■ TASK DIRECTIONS ■
Without the pictures, write out all the lines below exactly as they appear.

■ Items from a data source ■
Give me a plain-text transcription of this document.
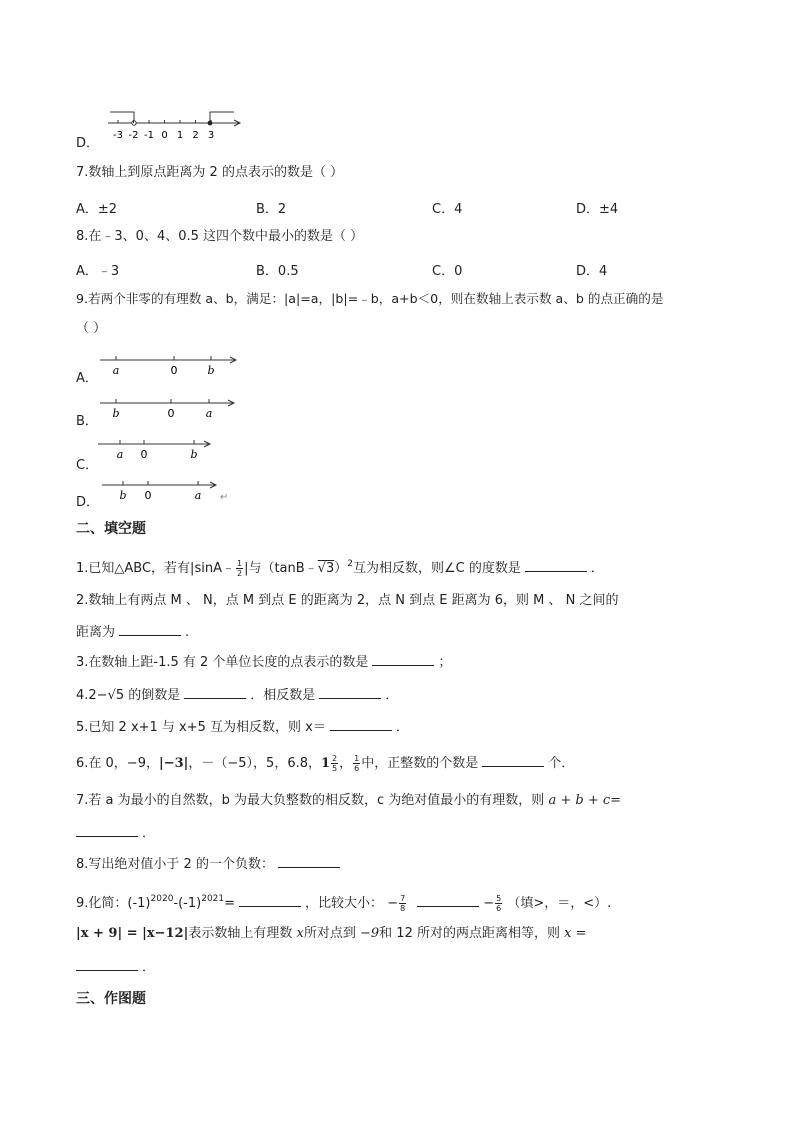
D．
-3 -2 -1 0 1 2 3
7.数轴上到原点距离为 2 的点表示的数是（ ）
A．±2	B．2	C．4	D．±4
8.在﹣3、0、4、0.5 这四个数中最小的数是（ ）
A．﹣3	B．0.5	C．0	D．4
9.若两个非零的有理数 a、b，满足：|a|=a，|b|=﹣b，a+b＜0，则在数轴上表示数 a、b 的点正确的是
（ ）
A．
a	0	b
B．
b	0	a
C．
a 0	b
D． b 0	a ↵
二、填空题
1.已知△ABC，若有|sinA﹣ $\frac{1}{2}$ |与（tanB﹣√3）$^2$互为相反数，则∠C 的度数是	．
2.数轴上有两点 M 、 N，点 M 到点 E 的距离为 2，点 N 到点 E 距离为 6，则 M 、 N 之间的
距离为	.
3.在数轴上距-1.5 有 2 个单位长度的点表示的数是	；
4.2−√5 的倒数是	．相反数是	．
5.已知 2 x+1 与 x+5 互为相反数，则 x＝	．
6.在 0，−9，|−3|，－（−5），5，6.8，$1 \frac{2}{5}$ ， $\frac{1}{6}$ 中，正整数的个数是	个．
7.若 a 为最小的自然数，b 为最大负整数的相反数，c 为绝对值最小的有理数，则 a + b + c=
．
8.写出绝对值小于 2 的一个负数：
9.化简：$(-1)^{2020}-(-1)^{2021}=$	，比较大小： − $\frac{7}{8}$	− $\frac{5}{6}$ （填>，＝，<）.
|x + 9| = |x−12|表示数轴上有理数 x所对点到 −9和 12 所对的两点距离相等，则 x =
．
三、作图题
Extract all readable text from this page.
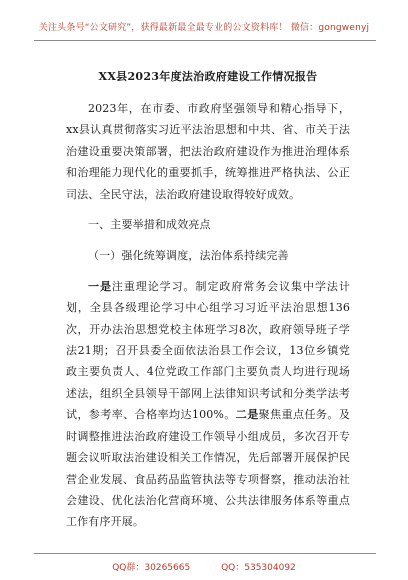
关注头条号“公文研究”，获得最新最全最专业的公文资料库！ 微信：gongwenyj
XX县2023年度法治政府建设工作情况报告

2023年，在市委、市政府坚强领导和精心指导下，xx县认真贯彻落实习近平法治思想和中共、省、市关于法治建设重要决策部署，把法治政府建设作为推进治理体系和治理能力现代化的重要抓手，统筹推进严格执法、公正司法、全民守法，法治政府建设取得较好成效。

一、主要举措和成效亮点

（一）强化统筹调度，法治体系持续完善

一是注重理论学习。制定政府常务会议集中学法计划，全县各级理论学习中心组学习习近平法治思想136次，开办法治思想党校主体班学习8次，政府领导班子学法21期；召开县委全面依法治县工作会议，13位乡镇党政主要负责人、4位党政工作部门主要负责人均进行现场述法，组织全县领导干部网上法律知识考试和分类学法考试，参考率、合格率均达100%。二是聚焦重点任务。及时调整推进法治政府建设工作领导小组成员，多次召开专题会议听取法治建设相关工作情况，先后部署开展保护民营企业发展、食品药品监管执法等专项督察，推动法治社会建设、优化法治化营商环境、公共法律服务体系等重点工作有序开展。

QQ群：30265665	QQ：535304092
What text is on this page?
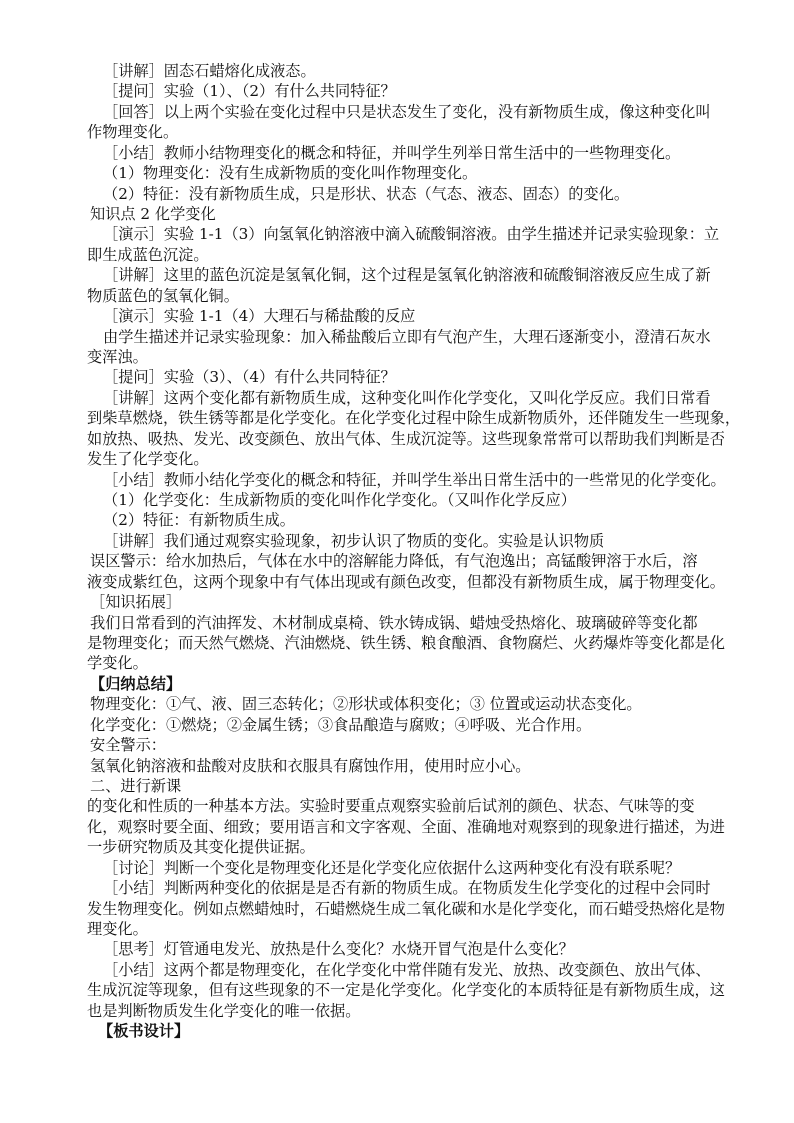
［讲解］固态石蜡熔化成液态。
［提问］实验（1）、（2）有什么共同特征？
［回答］以上两个实验在变化过程中只是状态发生了变化，没有新物质生成，像这种变化叫
作物理变化。
［小结］教师小结物理变化的概念和特征，并叫学生列举日常生活中的一些物理变化。
（1）物理变化：没有生成新物质的变化叫作物理变化。
（2）特征：没有新物质生成，只是形状、状态（气态、液态、固态）的变化。
知识点 2 化学变化
［演示］实验 1-1（3）向氢氧化钠溶液中滴入硫酸铜溶液。由学生描述并记录实验现象：立
即生成蓝色沉淀。
［讲解］这里的蓝色沉淀是氢氧化铜，这个过程是氢氧化钠溶液和硫酸铜溶液反应生成了新
物质蓝色的氢氧化铜。
［演示］实验 1-1（4）大理石与稀盐酸的反应
由学生描述并记录实验现象：加入稀盐酸后立即有气泡产生，大理石逐渐变小，澄清石灰水
变浑浊。
［提问］实验（3）、（4）有什么共同特征？
［讲解］这两个变化都有新物质生成，这种变化叫作化学变化，又叫化学反应。我们日常看
到柴草燃烧，铁生锈等都是化学变化。在化学变化过程中除生成新物质外，还伴随发生一些现象，
如放热、吸热、发光、改变颜色、放出气体、生成沉淀等。这些现象常常可以帮助我们判断是否
发生了化学变化。
［小结］教师小结化学变化的概念和特征，并叫学生举出日常生活中的一些常见的化学变化。
（1）化学变化：生成新物质的变化叫作化学变化。（又叫作化学反应）
（2）特征：有新物质生成。
［讲解］我们通过观察实验现象，初步认识了物质的变化。实验是认识物质
误区警示：给水加热后，气体在水中的溶解能力降低，有气泡逸出；高锰酸钾溶于水后，溶
液变成紫红色，这两个现象中有气体出现或有颜色改变，但都没有新物质生成，属于物理变化。
［知识拓展］
我们日常看到的汽油挥发、木材制成桌椅、铁水铸成锅、蜡烛受热熔化、玻璃破碎等变化都
是物理变化；而天然气燃烧、汽油燃烧、铁生锈、粮食酿酒、食物腐烂、火药爆炸等变化都是化
学变化。
【归纳总结】
物理变化：①气、液、固三态转化；②形状或体积变化；③ 位置或运动状态变化。
化学变化：①燃烧；②金属生锈；③食品酿造与腐败；④呼吸、光合作用。
安全警示：
氢氧化钠溶液和盐酸对皮肤和衣服具有腐蚀作用，使用时应小心。
二、进行新课
的变化和性质的一种基本方法。实验时要重点观察实验前后试剂的颜色、状态、气味等的变
化，观察时要全面、细致；要用语言和文字客观、全面、准确地对观察到的现象进行描述，为进
一步研究物质及其变化提供证据。
［讨论］判断一个变化是物理变化还是化学变化应依据什么这两种变化有没有联系呢？
［小结］判断两种变化的依据是是否有新的物质生成。在物质发生化学变化的过程中会同时
发生物理变化。例如点燃蜡烛时，石蜡燃烧生成二氧化碳和水是化学变化，而石蜡受热熔化是物
理变化。
［思考］灯管通电发光、放热是什么变化？水烧开冒气泡是什么变化？
［小结］这两个都是物理变化，在化学变化中常伴随有发光、放热、改变颜色、放出气体、
生成沉淀等现象，但有这些现象的不一定是化学变化。化学变化的本质特征是有新物质生成，这
也是判断物质发生化学变化的唯一依据。
【板书设计】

■ COMPLETED EXERCISE ■
Give me a plain-text transcription of this document.
D．
-3 -2 -1 0 1 2 3
7.数轴上到原点距离为 2 的点表示的数是（ ）
A．±2	B．2	C．4	D．±4
8.在﹣3、0、4、0.5 这四个数中最小的数是（ ）
A．﹣3	B．0.5	C．0	D．4
9.若两个非零的有理数 a、b，满足：|a|=a，|b|=﹣b，a+b＜0，则在数轴上表示数 a、b 的点正确的是
（ ）
A．
a	0	b
B．
b	0	a
C．
a 0	b
D． b 0	a ↵
二、填空题
1.已知△ABC，若有|sinA﹣ $\frac{1}{2}$ |与（tanB﹣√3）$^2$互为相反数，则∠C 的度数是	．
2.数轴上有两点 M 、 N，点 M 到点 E 的距离为 2，点 N 到点 E 距离为 6，则 M 、 N 之间的
距离为	.
3.在数轴上距-1.5 有 2 个单位长度的点表示的数是	；
4.2−√5 的倒数是	．相反数是	．
5.已知 2 x+1 与 x+5 互为相反数，则 x＝	．
6.在 0，−9，|−3|，－（−5），5，6.8，$1 \frac{2}{5}$ ， $\frac{1}{6}$ 中，正整数的个数是	个．
7.若 a 为最小的自然数，b 为最大负整数的相反数，c 为绝对值最小的有理数，则 a + b + c=
．
8.写出绝对值小于 2 的一个负数：
9.化简：$(-1)^{2020}-(-1)^{2021}=$	，比较大小： − $\frac{7}{8}$	− $\frac{5}{6}$ （填>，＝，<）.
|x + 9| = |x−12|表示数轴上有理数 x所对点到 −9和 12 所对的两点距离相等，则 x =
．
三、作图题
Extract all readable text from this page.
关注头条号“公文研究”，获得最新最全最专业的公文资料库！ 微信：gongwenyj
XX县2023年度法治政府建设工作情况报告

2023年，在市委、市政府坚强领导和精心指导下，xx县认真贯彻落实习近平法治思想和中共、省、市关于法治建设重要决策部署，把法治政府建设作为推进治理体系和治理能力现代化的重要抓手，统筹推进严格执法、公正司法、全民守法，法治政府建设取得较好成效。

一、主要举措和成效亮点

（一）强化统筹调度，法治体系持续完善

一是注重理论学习。制定政府常务会议集中学法计划，全县各级理论学习中心组学习习近平法治思想136次，开办法治思想党校主体班学习8次，政府领导班子学法21期；召开县委全面依法治县工作会议，13位乡镇党政主要负责人、4位党政工作部门主要负责人均进行现场述法，组织全县领导干部网上法律知识考试和分类学法考试，参考率、合格率均达100%。二是聚焦重点任务。及时调整推进法治政府建设工作领导小组成员，多次召开专题会议听取法治建设相关工作情况，先后部署开展保护民营企业发展、食品药品监管执法等专项督察，推动法治社会建设、优化法治化营商环境、公共法律服务体系等重点工作有序开展。

QQ群：30265665	QQ：535304092
What text is on this page?
［讲解］固态石蜡熔化成液态。
［提问］实验（1）、（2）有什么共同特征？
［回答］以上两个实验在变化过程中只是状态发生了变化，没有新物质生成，像这种变化叫
作物理变化。
［小结］教师小结物理变化的概念和特征，并叫学生列举日常生活中的一些物理变化。
（1）物理变化：没有生成新物质的变化叫作物理变化。
（2）特征：没有新物质生成，只是形状、状态（气态、液态、固态）的变化。
知识点 2 化学变化
［演示］实验 1-1（3）向氢氧化钠溶液中滴入硫酸铜溶液。由学生描述并记录实验现象：立
即生成蓝色沉淀。
［讲解］这里的蓝色沉淀是氢氧化铜，这个过程是氢氧化钠溶液和硫酸铜溶液反应生成了新
物质蓝色的氢氧化铜。
［演示］实验 1-1（4）大理石与稀盐酸的反应
由学生描述并记录实验现象：加入稀盐酸后立即有气泡产生，大理石逐渐变小，澄清石灰水
变浑浊。
［提问］实验（3）、（4）有什么共同特征？
［讲解］这两个变化都有新物质生成，这种变化叫作化学变化，又叫化学反应。我们日常看
到柴草燃烧，铁生锈等都是化学变化。在化学变化过程中除生成新物质外，还伴随发生一些现象，
如放热、吸热、发光、改变颜色、放出气体、生成沉淀等。这些现象常常可以帮助我们判断是否
发生了化学变化。
［小结］教师小结化学变化的概念和特征，并叫学生举出日常生活中的一些常见的化学变化。
（1）化学变化：生成新物质的变化叫作化学变化。（又叫作化学反应）
（2）特征：有新物质生成。
［讲解］我们通过观察实验现象，初步认识了物质的变化。实验是认识物质
误区警示：给水加热后，气体在水中的溶解能力降低，有气泡逸出；高锰酸钾溶于水后，溶
液变成紫红色，这两个现象中有气体出现或有颜色改变，但都没有新物质生成，属于物理变化。
［知识拓展］
我们日常看到的汽油挥发、木材制成桌椅、铁水铸成锅、蜡烛受热熔化、玻璃破碎等变化都
是物理变化；而天然气燃烧、汽油燃烧、铁生锈、粮食酿酒、食物腐烂、火药爆炸等变化都是化
学变化。
【归纳总结】
物理变化：①气、液、固三态转化；②形状或体积变化；③ 位置或运动状态变化。
化学变化：①燃烧；②金属生锈；③食品酿造与腐败；④呼吸、光合作用。
安全警示：
氢氧化钠溶液和盐酸对皮肤和衣服具有腐蚀作用，使用时应小心。
二、进行新课
的变化和性质的一种基本方法。实验时要重点观察实验前后试剂的颜色、状态、气味等的变
化，观察时要全面、细致；要用语言和文字客观、全面、准确地对观察到的现象进行描述，为进
一步研究物质及其变化提供证据。
［讨论］判断一个变化是物理变化还是化学变化应依据什么这两种变化有没有联系呢？
［小结］判断两种变化的依据是是否有新的物质生成。在物质发生化学变化的过程中会同时
发生物理变化。例如点燃蜡烛时，石蜡燃烧生成二氧化碳和水是化学变化，而石蜡受热熔化是物
理变化。
［思考］灯管通电发光、放热是什么变化？水烧开冒气泡是什么变化？
［小结］这两个都是物理变化，在化学变化中常伴随有发光、放热、改变颜色、放出气体、
生成沉淀等现象，但有这些现象的不一定是化学变化。化学变化的本质特征是有新物质生成，这
也是判断物质发生化学变化的唯一依据。
【板书设计】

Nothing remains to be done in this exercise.